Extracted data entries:
--- begin ---
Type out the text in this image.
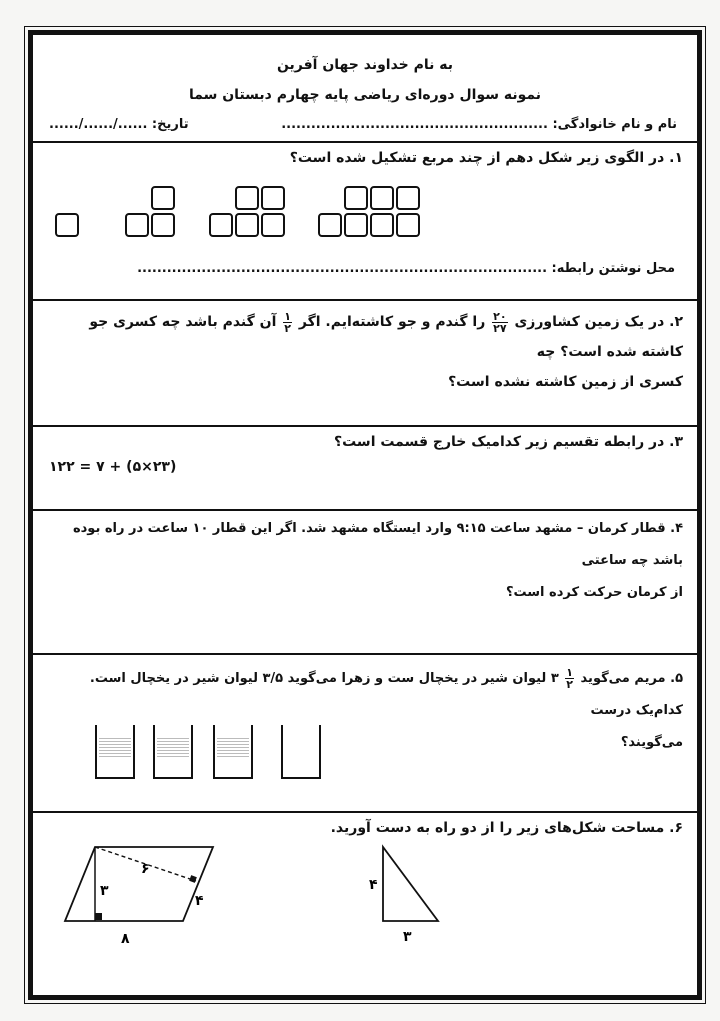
به نام خداوند جهان آفرین
نمونه سوال دوره‌ای ریاضی پایه چهارم دبستان سما
نام و نام خانوادگی: ......................................................
تاریخ: ....../....../......
۱. در الگوی زیر شکل دهم از چند مربع تشکیل شده است؟
محل نوشتن رابطه: ...................................................................................
۲. در یک زمین کشاورزی
$\frac{۲۰}{۲۷}$
را گندم و جو کاشته‌ایم. اگر
$\frac{۱}{۲}$
آن گندم باشد چه کسری جو کاشته شده است؟ چه
کسری از زمین کاشته نشده است؟
۳. در رابطه تقسیم زیر کدامیک خارج قسمت است؟
(۲۳×۵) + ۷ = ۱۲۲
۴. قطار کرمان – مشهد ساعت ۹:۱۵ وارد ایستگاه مشهد شد. اگر این قطار ۱۰ ساعت در راه بوده باشد چه ساعتی
از کرمان حرکت کرده است؟
۵. مریم می‌گوید
$\frac{۱}{۲}$
۳ لیوان شیر در یخچال ست و زهرا می‌گوید ۳/۵ لیوان شیر در یخچال است. کدام‌یک درست
می‌گویند؟
۶. مساحت شکل‌های زیر را از دو راه به دست آورید.
۳
۶
۴
۸
۴
۳
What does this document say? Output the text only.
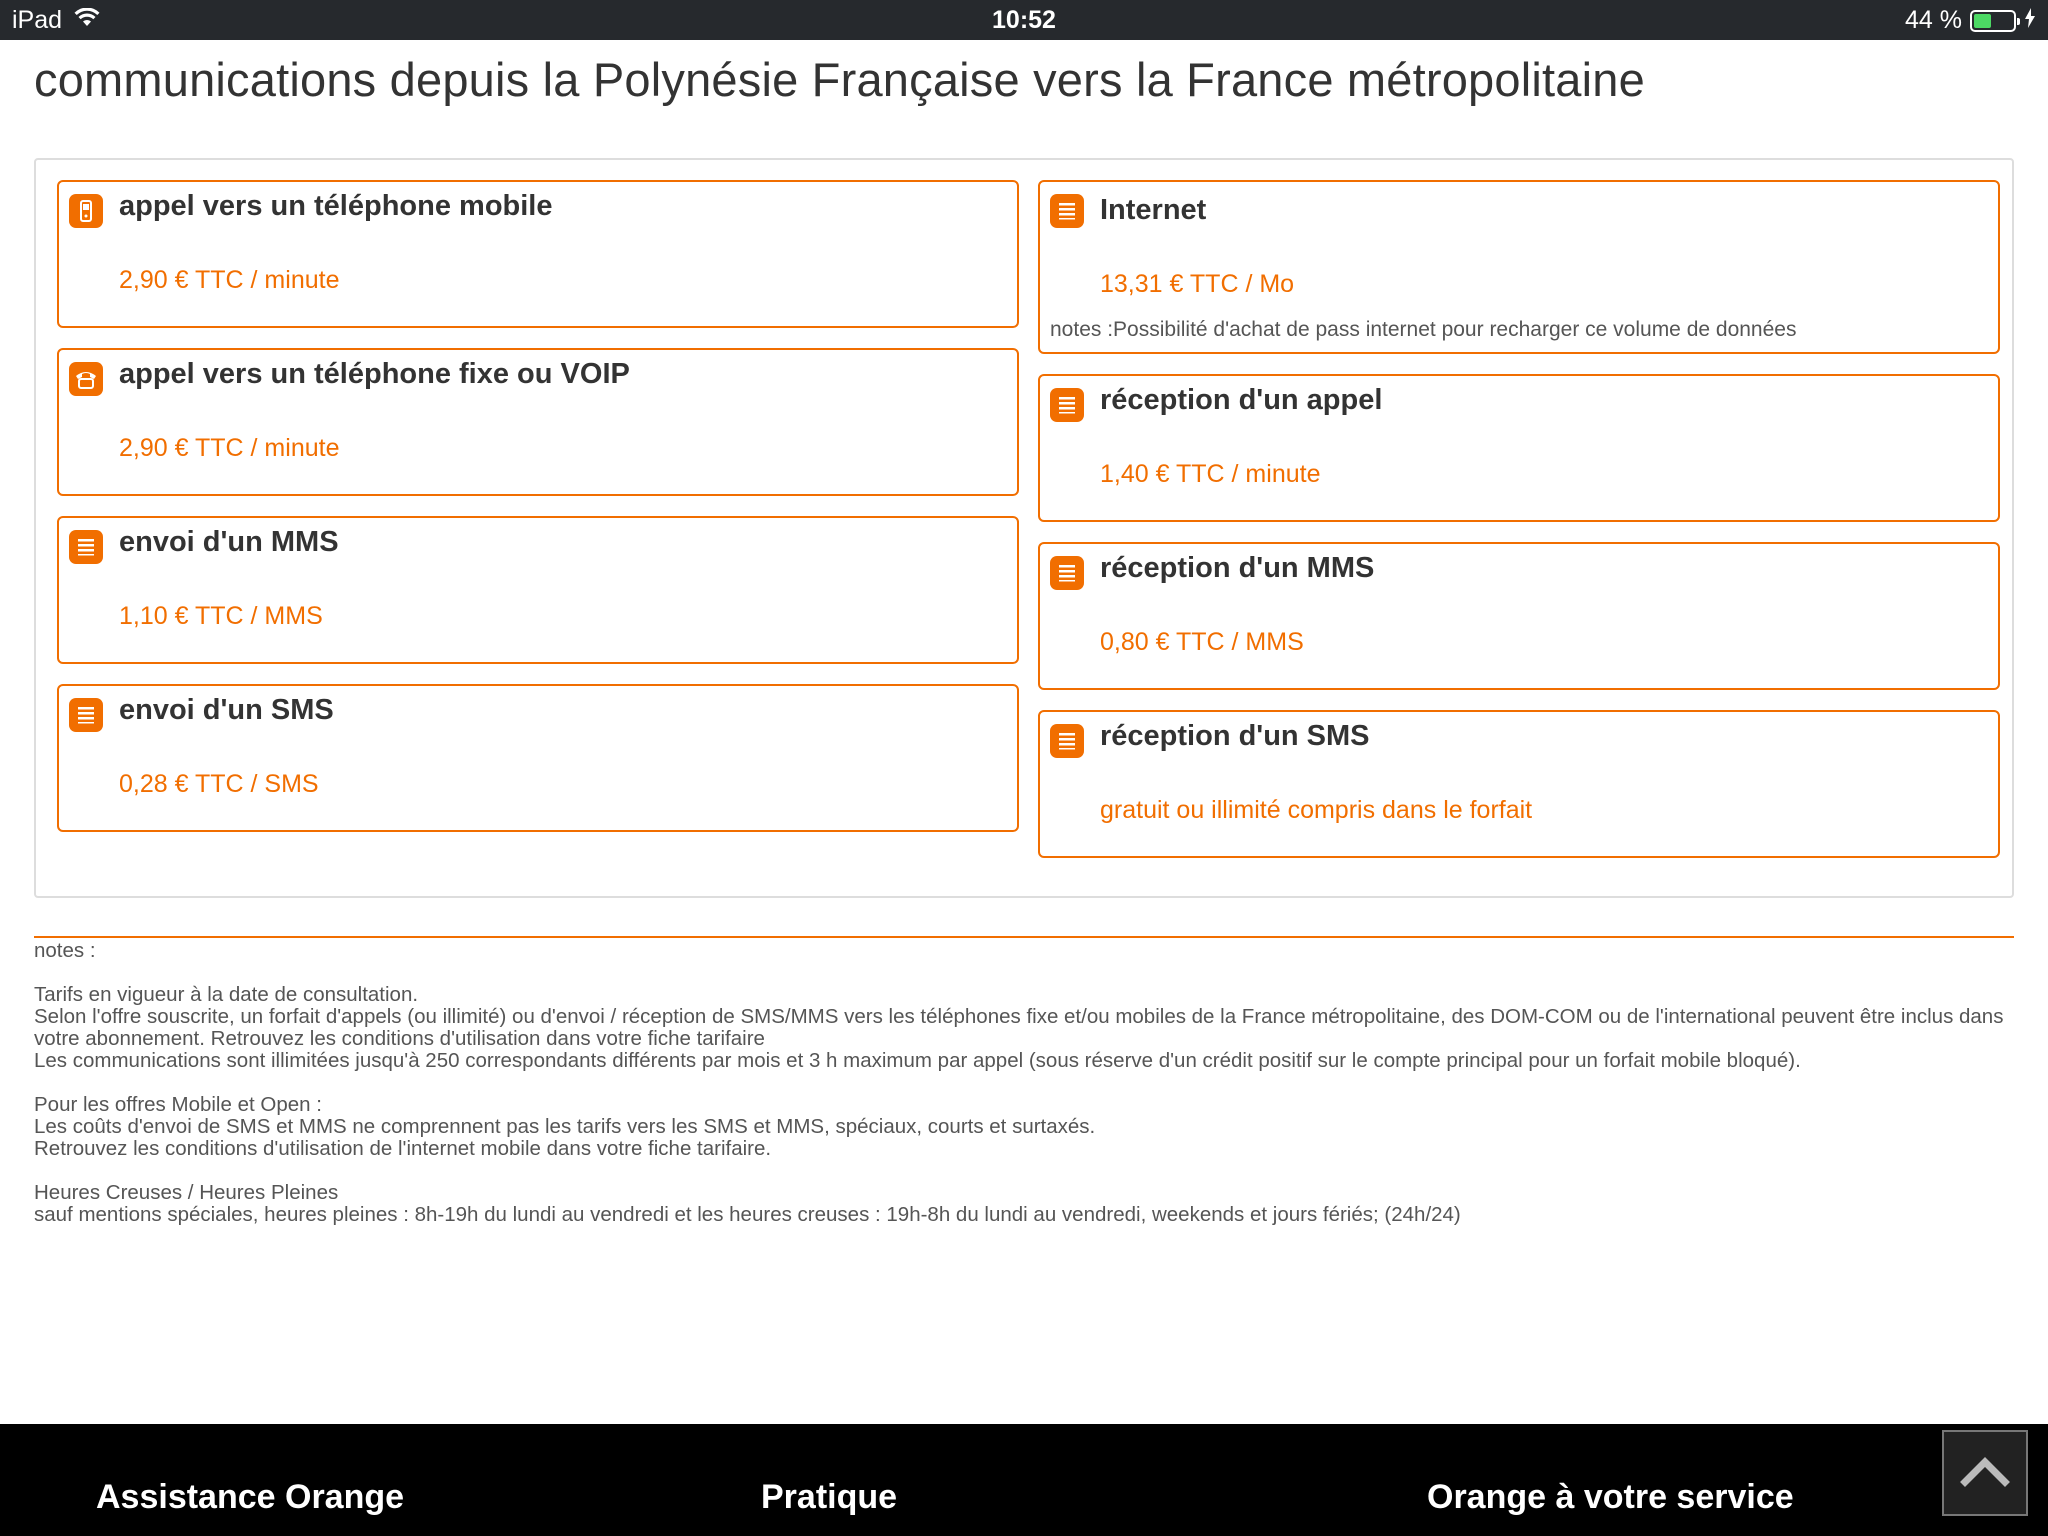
iPad	10:52	44 %
communications depuis la Polynésie Française vers la France métropolitaine
appel vers un téléphone mobile
2,90 € TTC / minute
appel vers un téléphone fixe ou VOIP
2,90 € TTC / minute
envoi d'un MMS
1,10 € TTC / MMS
envoi d'un SMS
0,28 € TTC / SMS
Internet
13,31 € TTC / Mo
notes :Possibilité d'achat de pass internet pour recharger ce volume de données
réception d'un appel
1,40 € TTC / minute
réception d'un MMS
0,80 € TTC / MMS
réception d'un SMS
gratuit ou illimité compris dans le forfait

notes :

Tarifs en vigueur à la date de consultation.

Selon l'offre souscrite, un forfait d'appels (ou illimité) ou d'envoi / réception de SMS/MMS vers les téléphones fixe et/ou mobiles de la France métropolitaine, des DOM-COM ou de l'international peuvent être inclus dans votre abonnement. Retrouvez les conditions d'utilisation dans votre fiche tarifaire

Les communications sont illimitées jusqu'à 250 correspondants différents par mois et 3 h maximum par appel (sous réserve d'un crédit positif sur le compte principal pour un forfait mobile bloqué).

Pour les offres Mobile et Open :

Les coûts d'envoi de SMS et MMS ne comprennent pas les tarifs vers les SMS et MMS, spéciaux, courts et surtaxés.

Retrouvez les conditions d'utilisation de l'internet mobile dans votre fiche tarifaire.

Heures Creuses / Heures Pleines

sauf mentions spéciales, heures pleines : 8h-19h du lundi au vendredi et les heures creuses : 19h-8h du lundi au vendredi, weekends et jours fériés; (24h/24)

Assistance Orange	Pratique	Orange à votre service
--- end ---
▸ WHAT IS NEEDED: Check every line of the material for the string "گوید" and give the number of lines that have it, without anything else.

▸ TASK ANSWER: 2